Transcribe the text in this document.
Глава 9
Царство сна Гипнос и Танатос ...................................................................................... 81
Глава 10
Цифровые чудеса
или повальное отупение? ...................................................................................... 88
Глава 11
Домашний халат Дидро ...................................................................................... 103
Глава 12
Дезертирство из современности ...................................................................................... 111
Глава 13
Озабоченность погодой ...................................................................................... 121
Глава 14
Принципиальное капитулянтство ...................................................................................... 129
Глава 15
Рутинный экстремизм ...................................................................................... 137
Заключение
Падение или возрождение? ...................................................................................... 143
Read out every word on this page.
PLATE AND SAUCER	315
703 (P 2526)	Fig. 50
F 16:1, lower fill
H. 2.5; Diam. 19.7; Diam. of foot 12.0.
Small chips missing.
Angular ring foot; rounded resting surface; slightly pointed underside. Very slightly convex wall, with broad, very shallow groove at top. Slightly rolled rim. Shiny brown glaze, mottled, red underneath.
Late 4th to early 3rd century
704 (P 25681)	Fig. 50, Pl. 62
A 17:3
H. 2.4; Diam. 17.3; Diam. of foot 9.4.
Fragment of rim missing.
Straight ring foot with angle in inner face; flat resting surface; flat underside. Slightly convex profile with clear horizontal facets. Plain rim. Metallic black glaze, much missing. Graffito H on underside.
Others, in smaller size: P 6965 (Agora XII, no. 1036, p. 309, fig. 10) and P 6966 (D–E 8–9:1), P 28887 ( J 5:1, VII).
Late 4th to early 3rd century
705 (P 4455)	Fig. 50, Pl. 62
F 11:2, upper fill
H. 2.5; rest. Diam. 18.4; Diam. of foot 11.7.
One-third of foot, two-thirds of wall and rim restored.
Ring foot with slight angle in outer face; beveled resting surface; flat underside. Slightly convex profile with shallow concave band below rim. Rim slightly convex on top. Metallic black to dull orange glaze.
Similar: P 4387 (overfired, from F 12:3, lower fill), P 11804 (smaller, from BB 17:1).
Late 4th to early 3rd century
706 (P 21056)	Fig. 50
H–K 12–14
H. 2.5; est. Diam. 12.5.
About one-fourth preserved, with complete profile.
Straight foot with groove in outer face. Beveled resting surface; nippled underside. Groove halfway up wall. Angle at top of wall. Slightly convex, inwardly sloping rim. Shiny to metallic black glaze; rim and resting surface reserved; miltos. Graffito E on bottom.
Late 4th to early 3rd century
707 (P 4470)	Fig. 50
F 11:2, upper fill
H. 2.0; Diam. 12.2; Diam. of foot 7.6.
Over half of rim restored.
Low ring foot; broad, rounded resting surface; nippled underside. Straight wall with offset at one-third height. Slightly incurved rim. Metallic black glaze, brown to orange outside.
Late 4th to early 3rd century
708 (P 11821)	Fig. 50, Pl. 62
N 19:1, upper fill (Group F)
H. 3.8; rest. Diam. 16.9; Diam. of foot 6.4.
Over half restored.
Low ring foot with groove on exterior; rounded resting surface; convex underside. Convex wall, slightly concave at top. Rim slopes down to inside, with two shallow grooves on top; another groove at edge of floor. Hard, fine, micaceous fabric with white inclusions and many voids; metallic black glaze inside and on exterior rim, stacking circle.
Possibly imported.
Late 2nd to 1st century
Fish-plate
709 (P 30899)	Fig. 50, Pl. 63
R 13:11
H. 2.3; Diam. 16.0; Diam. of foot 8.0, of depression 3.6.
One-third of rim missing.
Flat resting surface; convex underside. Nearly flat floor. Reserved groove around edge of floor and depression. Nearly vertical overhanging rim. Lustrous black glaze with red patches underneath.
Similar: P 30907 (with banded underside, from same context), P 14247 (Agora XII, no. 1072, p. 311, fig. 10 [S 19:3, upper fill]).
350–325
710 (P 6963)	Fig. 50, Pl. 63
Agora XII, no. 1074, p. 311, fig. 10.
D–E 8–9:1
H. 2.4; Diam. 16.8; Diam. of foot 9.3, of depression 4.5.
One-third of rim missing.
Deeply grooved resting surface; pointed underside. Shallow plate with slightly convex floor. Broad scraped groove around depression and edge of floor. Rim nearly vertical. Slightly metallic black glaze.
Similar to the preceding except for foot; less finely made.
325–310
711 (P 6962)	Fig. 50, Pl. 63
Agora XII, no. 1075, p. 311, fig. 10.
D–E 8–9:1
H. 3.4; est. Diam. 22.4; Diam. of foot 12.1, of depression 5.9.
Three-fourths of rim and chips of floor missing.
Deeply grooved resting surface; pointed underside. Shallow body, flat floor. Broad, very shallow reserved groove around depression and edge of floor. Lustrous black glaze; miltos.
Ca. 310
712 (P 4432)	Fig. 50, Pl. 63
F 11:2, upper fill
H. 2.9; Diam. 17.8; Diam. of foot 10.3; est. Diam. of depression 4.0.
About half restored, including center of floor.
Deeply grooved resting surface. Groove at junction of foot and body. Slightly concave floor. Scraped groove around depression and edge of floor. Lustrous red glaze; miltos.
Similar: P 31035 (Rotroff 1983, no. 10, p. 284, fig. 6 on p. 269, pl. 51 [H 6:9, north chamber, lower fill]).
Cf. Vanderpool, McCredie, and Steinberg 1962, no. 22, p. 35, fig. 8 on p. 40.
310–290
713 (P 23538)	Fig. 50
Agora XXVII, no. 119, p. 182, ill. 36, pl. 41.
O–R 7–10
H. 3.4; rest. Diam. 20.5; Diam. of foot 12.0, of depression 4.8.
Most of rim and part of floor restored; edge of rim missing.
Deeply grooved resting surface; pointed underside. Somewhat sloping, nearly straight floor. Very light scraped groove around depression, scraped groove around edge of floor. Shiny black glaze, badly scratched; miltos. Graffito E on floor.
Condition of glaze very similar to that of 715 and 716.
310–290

» **Task brief**
Take the data above and return it exactly.

» **Answer in full**
Transcribe the text in this document.
Глава 9
Царство сна Гипнос и Танатос ...................................................................................... 81
Глава 10
Цифровые чудеса
или повальное отупение? ...................................................................................... 88
Глава 11
Домашний халат Дидро ...................................................................................... 103
Глава 12
Дезертирство из современности ...................................................................................... 111
Глава 13
Озабоченность погодой ...................................................................................... 121
Глава 14
Принципиальное капитулянтство ...................................................................................... 129
Глава 15
Рутинный экстремизм ...................................................................................... 137
Заключение
Падение или возрождение? ...................................................................................... 143
Read out every word on this page.
PLATE AND SAUCER	315
703 (P 2526)	Fig. 50
F 16:1, lower fill
H. 2.5; Diam. 19.7; Diam. of foot 12.0.
Small chips missing.
Angular ring foot; rounded resting surface; slightly pointed underside. Very slightly convex wall, with broad, very shallow groove at top. Slightly rolled rim. Shiny brown glaze, mottled, red underneath.
Late 4th to early 3rd century
704 (P 25681)	Fig. 50, Pl. 62
A 17:3
H. 2.4; Diam. 17.3; Diam. of foot 9.4.
Fragment of rim missing.
Straight ring foot with angle in inner face; flat resting surface; flat underside. Slightly convex profile with clear horizontal facets. Plain rim. Metallic black glaze, much missing. Graffito H on underside.
Others, in smaller size: P 6965 (Agora XII, no. 1036, p. 309, fig. 10) and P 6966 (D–E 8–9:1), P 28887 ( J 5:1, VII).
Late 4th to early 3rd century
705 (P 4455)	Fig. 50, Pl. 62
F 11:2, upper fill
H. 2.5; rest. Diam. 18.4; Diam. of foot 11.7.
One-third of foot, two-thirds of wall and rim restored.
Ring foot with slight angle in outer face; beveled resting surface; flat underside. Slightly convex profile with shallow concave band below rim. Rim slightly convex on top. Metallic black to dull orange glaze.
Similar: P 4387 (overfired, from F 12:3, lower fill), P 11804 (smaller, from BB 17:1).
Late 4th to early 3rd century
706 (P 21056)	Fig. 50
H–K 12–14
H. 2.5; est. Diam. 12.5.
About one-fourth preserved, with complete profile.
Straight foot with groove in outer face. Beveled resting surface; nippled underside. Groove halfway up wall. Angle at top of wall. Slightly convex, inwardly sloping rim. Shiny to metallic black glaze; rim and resting surface reserved; miltos. Graffito E on bottom.
Late 4th to early 3rd century
707 (P 4470)	Fig. 50
F 11:2, upper fill
H. 2.0; Diam. 12.2; Diam. of foot 7.6.
Over half of rim restored.
Low ring foot; broad, rounded resting surface; nippled underside. Straight wall with offset at one-third height. Slightly incurved rim. Metallic black glaze, brown to orange outside.
Late 4th to early 3rd century
708 (P 11821)	Fig. 50, Pl. 62
N 19:1, upper fill (Group F)
H. 3.8; rest. Diam. 16.9; Diam. of foot 6.4.
Over half restored.
Low ring foot with groove on exterior; rounded resting surface; convex underside. Convex wall, slightly concave at top. Rim slopes down to inside, with two shallow grooves on top; another groove at edge of floor. Hard, fine, micaceous fabric with white inclusions and many voids; metallic black glaze inside and on exterior rim, stacking circle.
Possibly imported.
Late 2nd to 1st century
Fish-plate
709 (P 30899)	Fig. 50, Pl. 63
R 13:11
H. 2.3; Diam. 16.0; Diam. of foot 8.0, of depression 3.6.
One-third of rim missing.
Flat resting surface; convex underside. Nearly flat floor. Reserved groove around edge of floor and depression. Nearly vertical overhanging rim. Lustrous black glaze with red patches underneath.
Similar: P 30907 (with banded underside, from same context), P 14247 (Agora XII, no. 1072, p. 311, fig. 10 [S 19:3, upper fill]).
350–325
710 (P 6963)	Fig. 50, Pl. 63
Agora XII, no. 1074, p. 311, fig. 10.
D–E 8–9:1
H. 2.4; Diam. 16.8; Diam. of foot 9.3, of depression 4.5.
One-third of rim missing.
Deeply grooved resting surface; pointed underside. Shallow plate with slightly convex floor. Broad scraped groove around depression and edge of floor. Rim nearly vertical. Slightly metallic black glaze.
Similar to the preceding except for foot; less finely made.
325–310
711 (P 6962)	Fig. 50, Pl. 63
Agora XII, no. 1075, p. 311, fig. 10.
D–E 8–9:1
H. 3.4; est. Diam. 22.4; Diam. of foot 12.1, of depression 5.9.
Three-fourths of rim and chips of floor missing.
Deeply grooved resting surface; pointed underside. Shallow body, flat floor. Broad, very shallow reserved groove around depression and edge of floor. Lustrous black glaze; miltos.
Ca. 310
712 (P 4432)	Fig. 50, Pl. 63
F 11:2, upper fill
H. 2.9; Diam. 17.8; Diam. of foot 10.3; est. Diam. of depression 4.0.
About half restored, including center of floor.
Deeply grooved resting surface. Groove at junction of foot and body. Slightly concave floor. Scraped groove around depression and edge of floor. Lustrous red glaze; miltos.
Similar: P 31035 (Rotroff 1983, no. 10, p. 284, fig. 6 on p. 269, pl. 51 [H 6:9, north chamber, lower fill]).
Cf. Vanderpool, McCredie, and Steinberg 1962, no. 22, p. 35, fig. 8 on p. 40.
310–290
713 (P 23538)	Fig. 50
Agora XXVII, no. 119, p. 182, ill. 36, pl. 41.
O–R 7–10
H. 3.4; rest. Diam. 20.5; Diam. of foot 12.0, of depression 4.8.
Most of rim and part of floor restored; edge of rim missing.
Deeply grooved resting surface; pointed underside. Somewhat sloping, nearly straight floor. Very light scraped groove around depression, scraped groove around edge of floor. Shiny black glaze, badly scratched; miltos. Graffito E on floor.
Condition of glaze very similar to that of 715 and 716.
310–290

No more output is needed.